#### [AIM OF THE TASK]
Identify and pull out each line of the entries in which "right" occurs.

Data items:
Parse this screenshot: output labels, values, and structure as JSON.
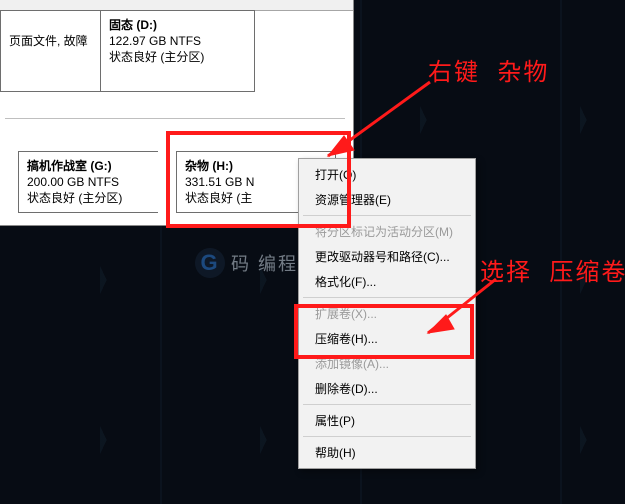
{
  "disks": {
    "row1": {
      "left": {
        "line1": "",
        "line2": "页面文件, 故障"
      },
      "right": {
        "title": "固态   (D:)",
        "size": "122.97 GB NTFS",
        "status": "状态良好 (主分区)"
      }
    },
    "row2": {
      "left": {
        "title": "搞机作战室   (G:)",
        "size": "200.00 GB NTFS",
        "status": "状态良好 (主分区)"
      },
      "right": {
        "title": "杂物   (H:)",
        "size": "331.51 GB N",
        "status": "状态良好 (主"
      }
    }
  },
  "menu": {
    "open": "打开(O)",
    "explorer": "资源管理器(E)",
    "mark_active": "将分区标记为活动分区(M)",
    "change_letter": "更改驱动器号和路径(C)...",
    "format": "格式化(F)...",
    "extend": "扩展卷(X)...",
    "shrink": "压缩卷(H)...",
    "add_mirror": "添加镜像(A)...",
    "delete": "删除卷(D)...",
    "properties": "属性(P)",
    "help": "帮助(H)"
  },
  "callouts": {
    "c1a": "右键",
    "c1b": "杂物",
    "c2a": "选择",
    "c2b": "压缩卷"
  },
  "watermark": {
    "logo": "G",
    "text": "码 编程"
  }
}
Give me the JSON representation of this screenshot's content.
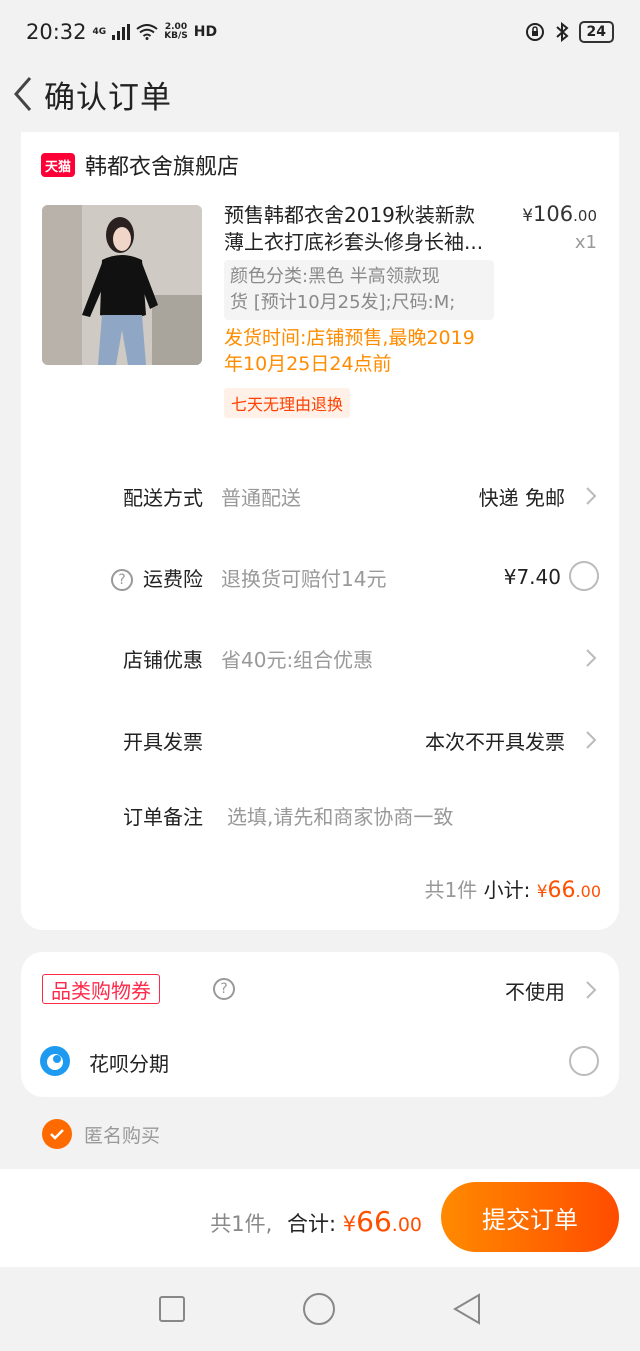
{
  "status": {
    "time": "20:32",
    "network": "4G",
    "speed_top": "2.00",
    "speed_bottom": "KB/S",
    "hd": "HD",
    "battery": "24"
  },
  "nav": {
    "title": "确认订单"
  },
  "shop": {
    "badge": "天猫",
    "name": "韩都衣舍旗舰店"
  },
  "product": {
    "title_line1": "预售韩都衣舍2019秋装新款",
    "title_line2": "薄上衣打底衫套头修身长袖...",
    "price_symbol": "¥",
    "price_int": "106",
    "price_dec": ".00",
    "qty": "x1",
    "sku_line1": "颜色分类:黑色  半高领款现",
    "sku_line2": "货 [预计10月25发];尺码:M;",
    "ship_line1": "发货时间:店铺预售,最晚2019",
    "ship_line2": "年10月25日24点前",
    "tag": "七天无理由退换"
  },
  "rows": {
    "delivery": {
      "label": "配送方式",
      "value": "普通配送",
      "right": "快递 免邮"
    },
    "insurance": {
      "label": "运费险",
      "value": "退换货可赔付14元",
      "right": "¥7.40"
    },
    "discount": {
      "label": "店铺优惠",
      "value": "省40元:组合优惠"
    },
    "invoice": {
      "label": "开具发票",
      "right": "本次不开具发票"
    },
    "note": {
      "label": "订单备注",
      "placeholder": "选填,请先和商家协商一致"
    }
  },
  "subtotal": {
    "count": "共1件",
    "label": "小计:",
    "symbol": "¥",
    "int": "66",
    "dec": ".00"
  },
  "coupon": {
    "label": "品类购物券",
    "right": "不使用"
  },
  "huabei": {
    "label": "花呗分期"
  },
  "anonymous": {
    "label": "匿名购买"
  },
  "bottom": {
    "count": "共1件,",
    "label": "合计:",
    "symbol": "¥",
    "int": "66",
    "dec": ".00",
    "submit": "提交订单"
  },
  "colors": {
    "accent": "#ff5000",
    "ship": "#ff8c00",
    "tmall": "#ff0036"
  }
}
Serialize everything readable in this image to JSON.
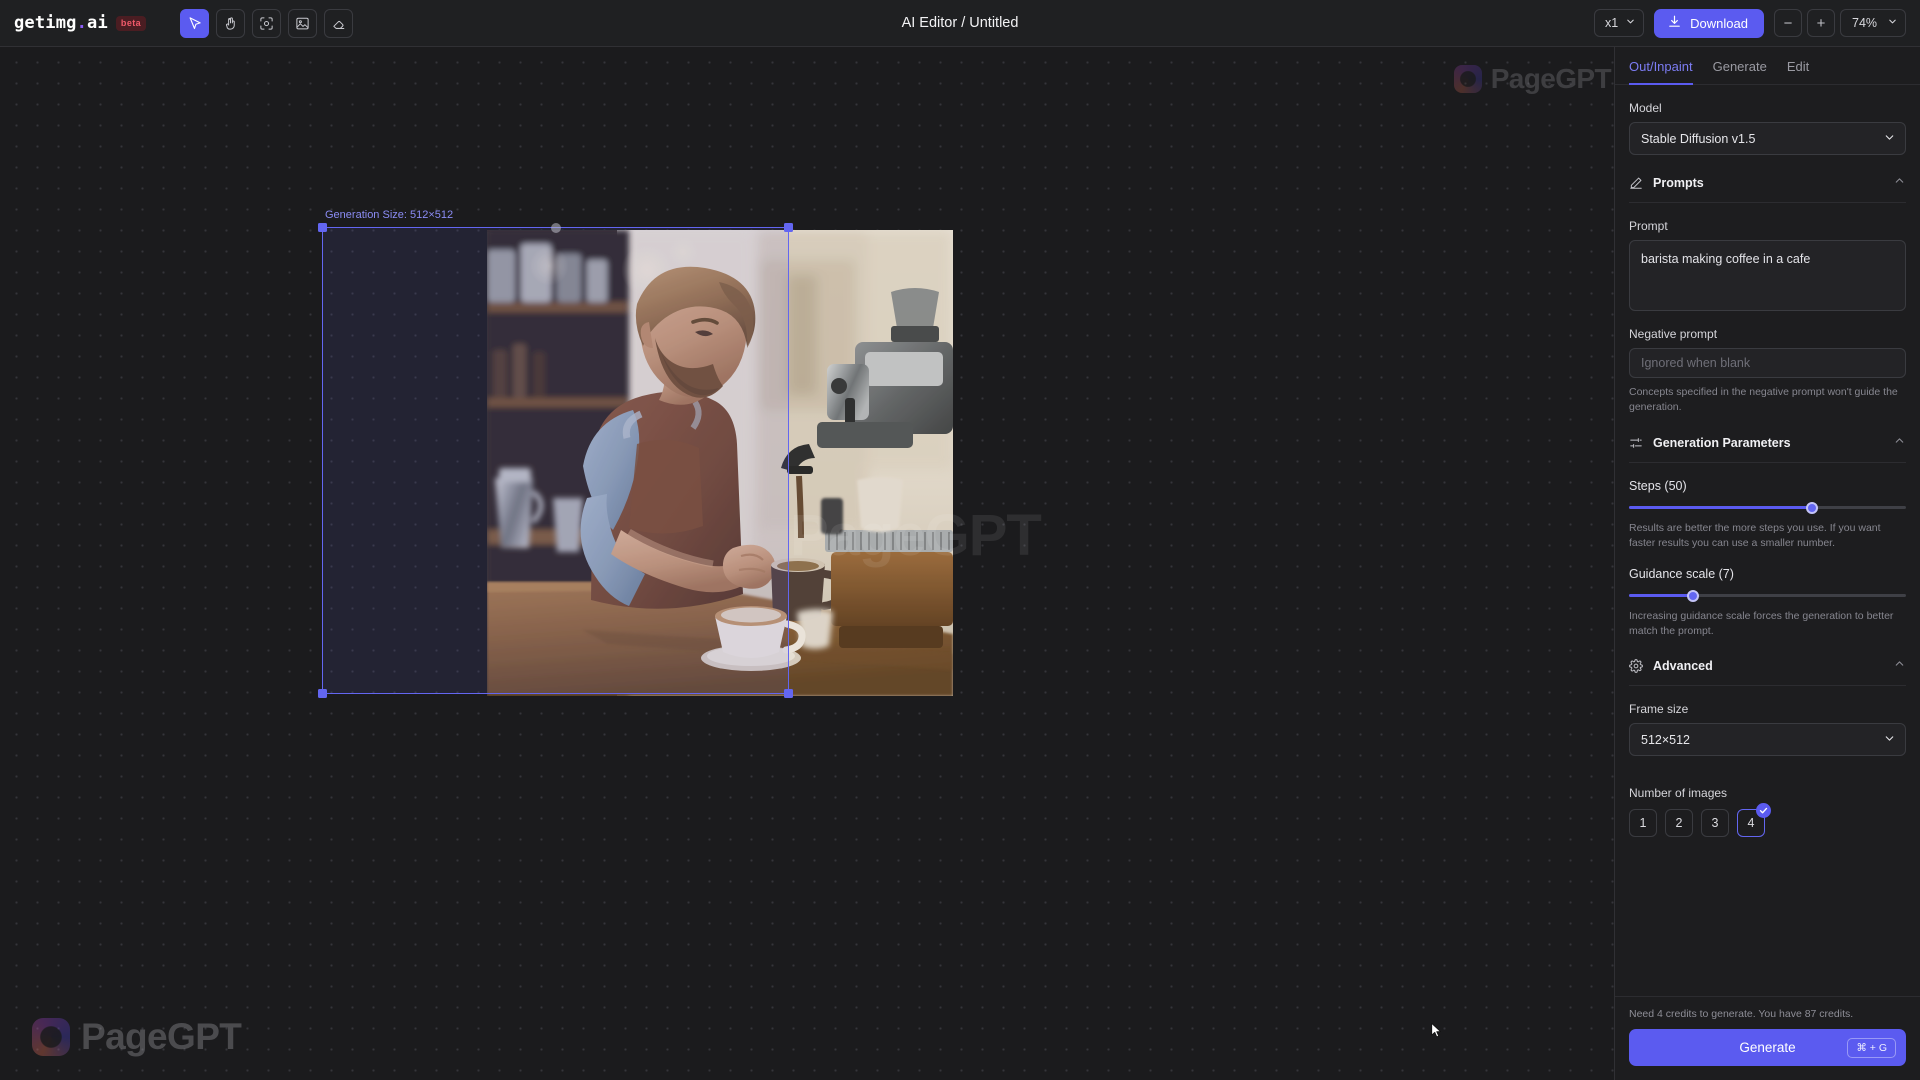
{
  "topbar": {
    "brand_name": "getimg",
    "brand_dot": ".",
    "brand_tld": "ai",
    "beta_label": "beta",
    "doc_title": "AI Editor / Untitled",
    "tools": [
      {
        "name": "select-tool",
        "icon": "cursor-arrow-icon",
        "active": true
      },
      {
        "name": "pan-tool",
        "icon": "hand-icon",
        "active": false
      },
      {
        "name": "frame-tool",
        "icon": "focus-frame-icon",
        "active": false
      },
      {
        "name": "image-tool",
        "icon": "image-icon",
        "active": false
      },
      {
        "name": "eraser-tool",
        "icon": "eraser-icon",
        "active": false
      }
    ],
    "scale_value": "x1",
    "download_label": "Download",
    "zoom_out_label": "−",
    "zoom_in_label": "+",
    "zoom_level": "74%"
  },
  "canvas": {
    "selection_label": "Generation Size: 512×512",
    "watermark": "PageGPT"
  },
  "panel": {
    "tabs": [
      {
        "label": "Out/Inpaint",
        "active": true
      },
      {
        "label": "Generate",
        "active": false
      },
      {
        "label": "Edit",
        "active": false
      }
    ],
    "model": {
      "label": "Model",
      "value": "Stable Diffusion v1.5"
    },
    "prompts": {
      "section_title": "Prompts",
      "prompt_label": "Prompt",
      "prompt_value": "barista making coffee in a cafe",
      "negative_label": "Negative prompt",
      "negative_placeholder": "Ignored when blank",
      "negative_helper": "Concepts specified in the negative prompt won't guide the generation."
    },
    "generation_parameters": {
      "section_title": "Generation Parameters",
      "steps_label": "Steps (50)",
      "steps_value": 50,
      "steps_percent": 66,
      "steps_helper": "Results are better the more steps you use. If you want faster results you can use a smaller number.",
      "guidance_label": "Guidance scale (7)",
      "guidance_value": 7,
      "guidance_percent": 23,
      "guidance_helper": "Increasing guidance scale forces the generation to better match the prompt."
    },
    "advanced": {
      "section_title": "Advanced",
      "frame_size_label": "Frame size",
      "frame_size_value": "512×512",
      "number_of_images_label": "Number of images",
      "number_options": [
        "1",
        "2",
        "3",
        "4"
      ],
      "number_selected": "4"
    },
    "footer": {
      "credits_text": "Need 4 credits to generate. You have 87 credits.",
      "generate_label": "Generate",
      "shortcut": "⌘ + G"
    }
  },
  "colors": {
    "accent": "#5b5bf0",
    "accent_light": "#6366f1",
    "panel_bg": "#1d1d1f",
    "canvas_bg": "#1b1b1d",
    "topbar_bg": "#1f2022",
    "beta_bg": "#4a1d22",
    "beta_fg": "#f05a6a"
  }
}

#### [CORRECT RESPONSE]
      "right": {
      "right": {
      "right": "快递 免邮"
      "right": "¥7.40"
      "right": "本次不开具发票"
    "right": "不使用"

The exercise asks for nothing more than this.